| Exercise |
Any picture among the records should be left out, please; retype the rest exactly.

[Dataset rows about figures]

** Begin **

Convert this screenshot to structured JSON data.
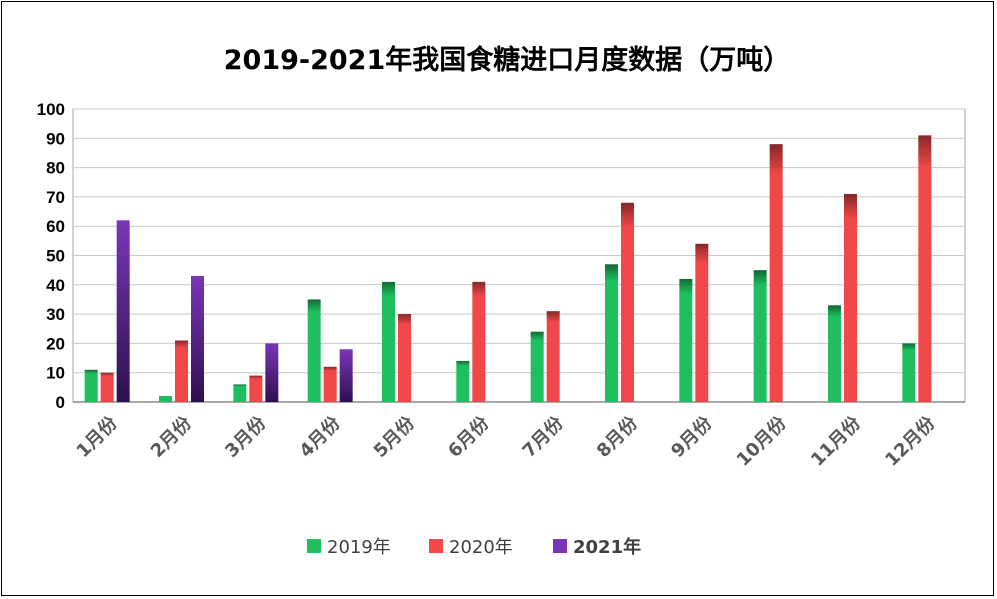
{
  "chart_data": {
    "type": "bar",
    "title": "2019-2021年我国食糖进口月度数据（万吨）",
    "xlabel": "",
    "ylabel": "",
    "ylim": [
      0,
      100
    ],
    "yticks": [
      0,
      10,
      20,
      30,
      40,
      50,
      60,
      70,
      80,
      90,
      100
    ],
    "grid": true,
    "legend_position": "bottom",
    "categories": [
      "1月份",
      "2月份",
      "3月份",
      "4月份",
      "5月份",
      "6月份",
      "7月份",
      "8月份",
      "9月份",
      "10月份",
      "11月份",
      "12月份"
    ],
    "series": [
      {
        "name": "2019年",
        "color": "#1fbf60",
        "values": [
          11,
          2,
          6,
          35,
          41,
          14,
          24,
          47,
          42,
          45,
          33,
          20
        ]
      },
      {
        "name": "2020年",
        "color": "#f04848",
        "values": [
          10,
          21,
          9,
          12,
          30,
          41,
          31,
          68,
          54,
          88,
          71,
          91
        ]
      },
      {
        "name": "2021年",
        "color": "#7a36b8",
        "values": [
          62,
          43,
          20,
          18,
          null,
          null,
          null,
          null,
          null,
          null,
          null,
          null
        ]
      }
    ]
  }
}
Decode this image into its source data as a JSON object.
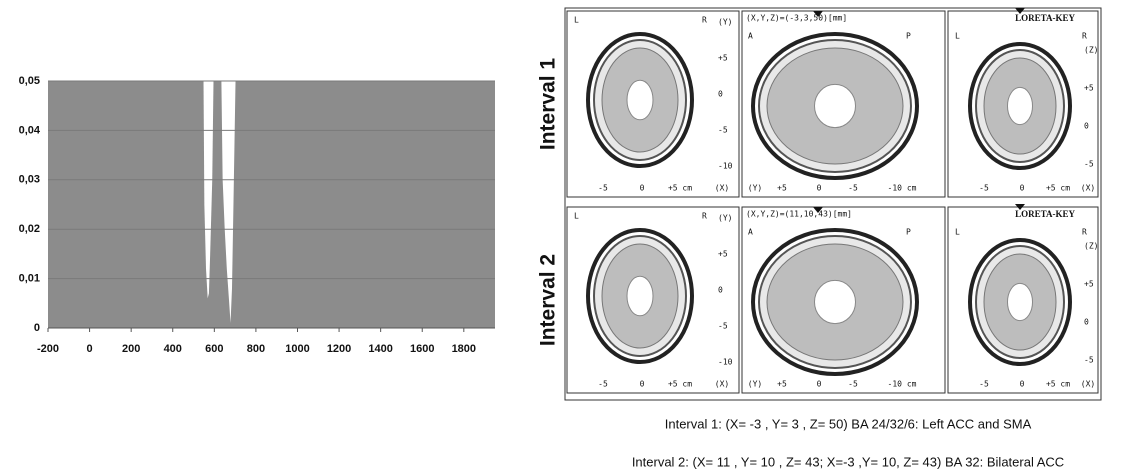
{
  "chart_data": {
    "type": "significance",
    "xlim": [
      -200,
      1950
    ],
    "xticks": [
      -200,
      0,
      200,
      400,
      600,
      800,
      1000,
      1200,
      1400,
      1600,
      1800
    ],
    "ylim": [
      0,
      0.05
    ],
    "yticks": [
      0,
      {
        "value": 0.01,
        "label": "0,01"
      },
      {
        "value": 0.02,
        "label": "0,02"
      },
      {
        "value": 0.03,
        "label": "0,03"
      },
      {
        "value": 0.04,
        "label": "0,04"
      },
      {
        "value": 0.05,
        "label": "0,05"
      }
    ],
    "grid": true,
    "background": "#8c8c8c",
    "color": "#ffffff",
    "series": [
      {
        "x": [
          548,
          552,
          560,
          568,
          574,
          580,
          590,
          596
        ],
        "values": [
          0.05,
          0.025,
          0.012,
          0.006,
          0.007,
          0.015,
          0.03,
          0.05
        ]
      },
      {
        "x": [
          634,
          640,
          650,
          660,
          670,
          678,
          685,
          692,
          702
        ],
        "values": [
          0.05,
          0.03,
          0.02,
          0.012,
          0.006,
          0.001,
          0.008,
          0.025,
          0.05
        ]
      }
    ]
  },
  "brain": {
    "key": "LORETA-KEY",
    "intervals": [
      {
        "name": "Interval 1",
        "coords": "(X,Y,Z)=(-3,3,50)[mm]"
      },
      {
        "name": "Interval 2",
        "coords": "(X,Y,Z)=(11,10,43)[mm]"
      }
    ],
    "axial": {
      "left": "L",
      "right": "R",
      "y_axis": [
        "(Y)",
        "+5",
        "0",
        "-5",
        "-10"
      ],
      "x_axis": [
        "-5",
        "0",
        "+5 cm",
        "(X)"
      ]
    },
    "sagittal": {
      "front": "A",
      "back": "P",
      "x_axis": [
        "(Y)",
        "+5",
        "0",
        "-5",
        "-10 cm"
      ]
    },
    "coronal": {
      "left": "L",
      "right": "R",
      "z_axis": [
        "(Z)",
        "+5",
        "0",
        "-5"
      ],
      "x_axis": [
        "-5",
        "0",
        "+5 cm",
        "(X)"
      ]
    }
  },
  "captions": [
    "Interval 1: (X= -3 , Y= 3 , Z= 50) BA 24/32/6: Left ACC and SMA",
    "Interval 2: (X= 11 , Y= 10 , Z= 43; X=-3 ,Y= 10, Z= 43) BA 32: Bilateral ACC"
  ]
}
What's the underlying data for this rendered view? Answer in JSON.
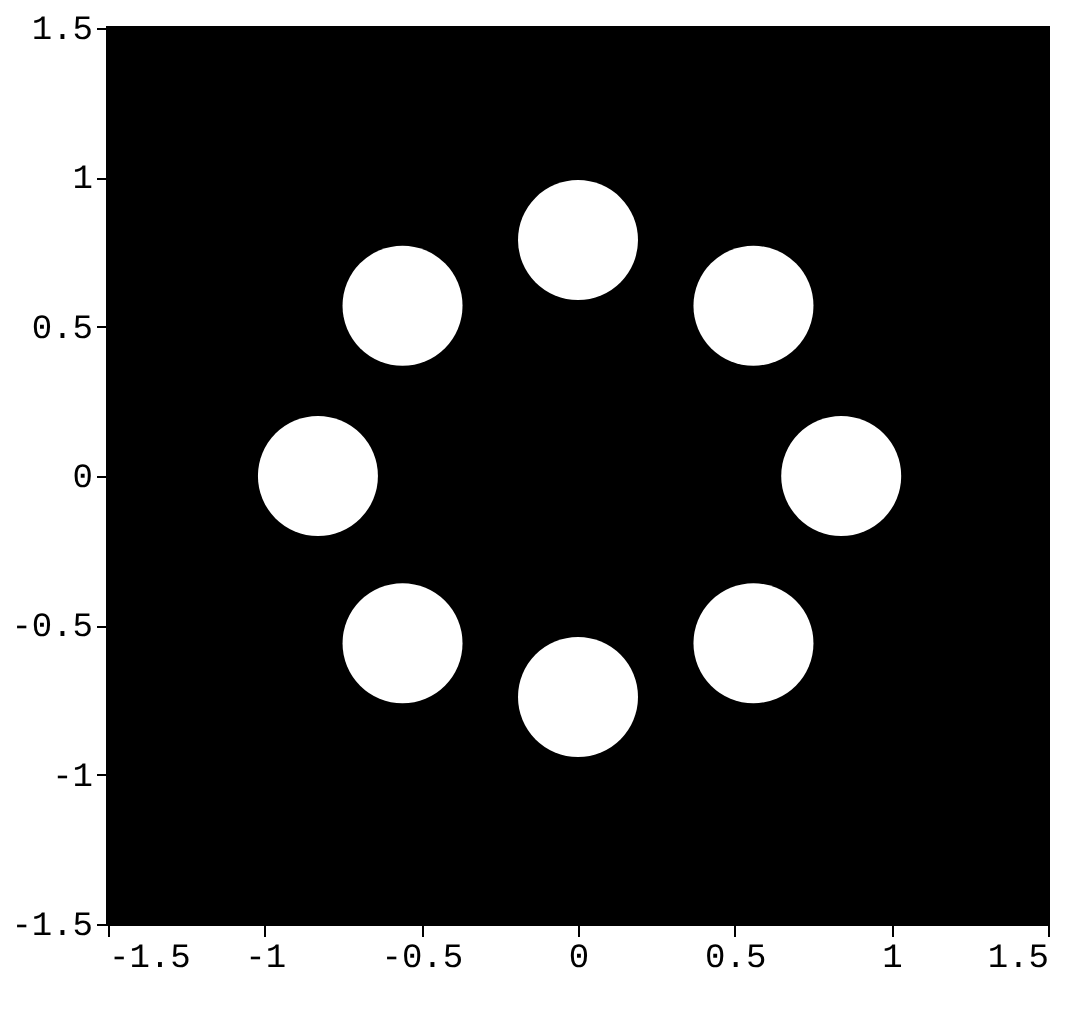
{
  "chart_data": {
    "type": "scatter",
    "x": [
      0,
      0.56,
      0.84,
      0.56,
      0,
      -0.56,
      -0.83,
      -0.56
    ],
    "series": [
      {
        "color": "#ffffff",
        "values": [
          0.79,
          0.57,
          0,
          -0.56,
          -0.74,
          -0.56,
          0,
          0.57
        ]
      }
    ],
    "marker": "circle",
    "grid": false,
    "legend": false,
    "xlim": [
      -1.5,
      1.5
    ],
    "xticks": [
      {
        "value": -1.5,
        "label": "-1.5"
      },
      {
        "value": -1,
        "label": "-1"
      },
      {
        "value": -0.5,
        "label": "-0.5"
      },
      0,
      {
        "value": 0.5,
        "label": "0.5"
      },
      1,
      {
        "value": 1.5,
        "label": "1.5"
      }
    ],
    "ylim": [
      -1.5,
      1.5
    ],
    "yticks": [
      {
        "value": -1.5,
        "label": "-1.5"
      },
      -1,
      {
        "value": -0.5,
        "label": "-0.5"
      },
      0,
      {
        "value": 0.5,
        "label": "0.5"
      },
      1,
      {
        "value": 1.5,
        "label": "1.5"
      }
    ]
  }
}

** End **

| Solution for this exercise |
Convert this screenshot to structured JSON data.
{
  "chart_data": {
    "type": "bar",
    "title": "2019-2021年我国食糖进口月度数据（万吨）",
    "xlabel": "",
    "ylabel": "",
    "ylim": [
      0,
      100
    ],
    "yticks": [
      0,
      10,
      20,
      30,
      40,
      50,
      60,
      70,
      80,
      90,
      100
    ],
    "grid": true,
    "legend_position": "bottom",
    "categories": [
      "1月份",
      "2月份",
      "3月份",
      "4月份",
      "5月份",
      "6月份",
      "7月份",
      "8月份",
      "9月份",
      "10月份",
      "11月份",
      "12月份"
    ],
    "series": [
      {
        "name": "2019年",
        "color": "#1fbf60",
        "values": [
          11,
          2,
          6,
          35,
          41,
          14,
          24,
          47,
          42,
          45,
          33,
          20
        ]
      },
      {
        "name": "2020年",
        "color": "#f04848",
        "values": [
          10,
          21,
          9,
          12,
          30,
          41,
          31,
          68,
          54,
          88,
          71,
          91
        ]
      },
      {
        "name": "2021年",
        "color": "#7a36b8",
        "values": [
          62,
          43,
          20,
          18,
          null,
          null,
          null,
          null,
          null,
          null,
          null,
          null
        ]
      }
    ]
  }
}
Decode this image into its source data as a JSON object.
{
  "chart_data": {
    "type": "significance",
    "xlim": [
      -200,
      1950
    ],
    "xticks": [
      -200,
      0,
      200,
      400,
      600,
      800,
      1000,
      1200,
      1400,
      1600,
      1800
    ],
    "ylim": [
      0,
      0.05
    ],
    "yticks": [
      0,
      {
        "value": 0.01,
        "label": "0,01"
      },
      {
        "value": 0.02,
        "label": "0,02"
      },
      {
        "value": 0.03,
        "label": "0,03"
      },
      {
        "value": 0.04,
        "label": "0,04"
      },
      {
        "value": 0.05,
        "label": "0,05"
      }
    ],
    "grid": true,
    "background": "#8c8c8c",
    "color": "#ffffff",
    "series": [
      {
        "x": [
          548,
          552,
          560,
          568,
          574,
          580,
          590,
          596
        ],
        "values": [
          0.05,
          0.025,
          0.012,
          0.006,
          0.007,
          0.015,
          0.03,
          0.05
        ]
      },
      {
        "x": [
          634,
          640,
          650,
          660,
          670,
          678,
          685,
          692,
          702
        ],
        "values": [
          0.05,
          0.03,
          0.02,
          0.012,
          0.006,
          0.001,
          0.008,
          0.025,
          0.05
        ]
      }
    ]
  },
  "brain": {
    "key": "LORETA-KEY",
    "intervals": [
      {
        "name": "Interval 1",
        "coords": "(X,Y,Z)=(-3,3,50)[mm]"
      },
      {
        "name": "Interval 2",
        "coords": "(X,Y,Z)=(11,10,43)[mm]"
      }
    ],
    "axial": {
      "left": "L",
      "right": "R",
      "y_axis": [
        "(Y)",
        "+5",
        "0",
        "-5",
        "-10"
      ],
      "x_axis": [
        "-5",
        "0",
        "+5 cm",
        "(X)"
      ]
    },
    "sagittal": {
      "front": "A",
      "back": "P",
      "x_axis": [
        "(Y)",
        "+5",
        "0",
        "-5",
        "-10 cm"
      ]
    },
    "coronal": {
      "left": "L",
      "right": "R",
      "z_axis": [
        "(Z)",
        "+5",
        "0",
        "-5"
      ],
      "x_axis": [
        "-5",
        "0",
        "+5 cm",
        "(X)"
      ]
    }
  },
  "captions": [
    "Interval 1: (X= -3 , Y= 3 , Z= 50) BA 24/32/6: Left ACC and SMA",
    "Interval 2: (X= 11 , Y= 10 , Z= 43; X=-3 ,Y= 10, Z= 43) BA 32: Bilateral ACC"
  ]
}
What's the underlying data for this rendered view? Answer in JSON.
{
  "chart_data": {
    "type": "scatter",
    "x": [
      0,
      0.56,
      0.84,
      0.56,
      0,
      -0.56,
      -0.83,
      -0.56
    ],
    "series": [
      {
        "color": "#ffffff",
        "values": [
          0.79,
          0.57,
          0,
          -0.56,
          -0.74,
          -0.56,
          0,
          0.57
        ]
      }
    ],
    "marker": "circle",
    "grid": false,
    "legend": false,
    "xlim": [
      -1.5,
      1.5
    ],
    "xticks": [
      {
        "value": -1.5,
        "label": "-1.5"
      },
      {
        "value": -1,
        "label": "-1"
      },
      {
        "value": -0.5,
        "label": "-0.5"
      },
      0,
      {
        "value": 0.5,
        "label": "0.5"
      },
      1,
      {
        "value": 1.5,
        "label": "1.5"
      }
    ],
    "ylim": [
      -1.5,
      1.5
    ],
    "yticks": [
      {
        "value": -1.5,
        "label": "-1.5"
      },
      -1,
      {
        "value": -0.5,
        "label": "-0.5"
      },
      0,
      {
        "value": 0.5,
        "label": "0.5"
      },
      1,
      {
        "value": 1.5,
        "label": "1.5"
      }
    ]
  }
}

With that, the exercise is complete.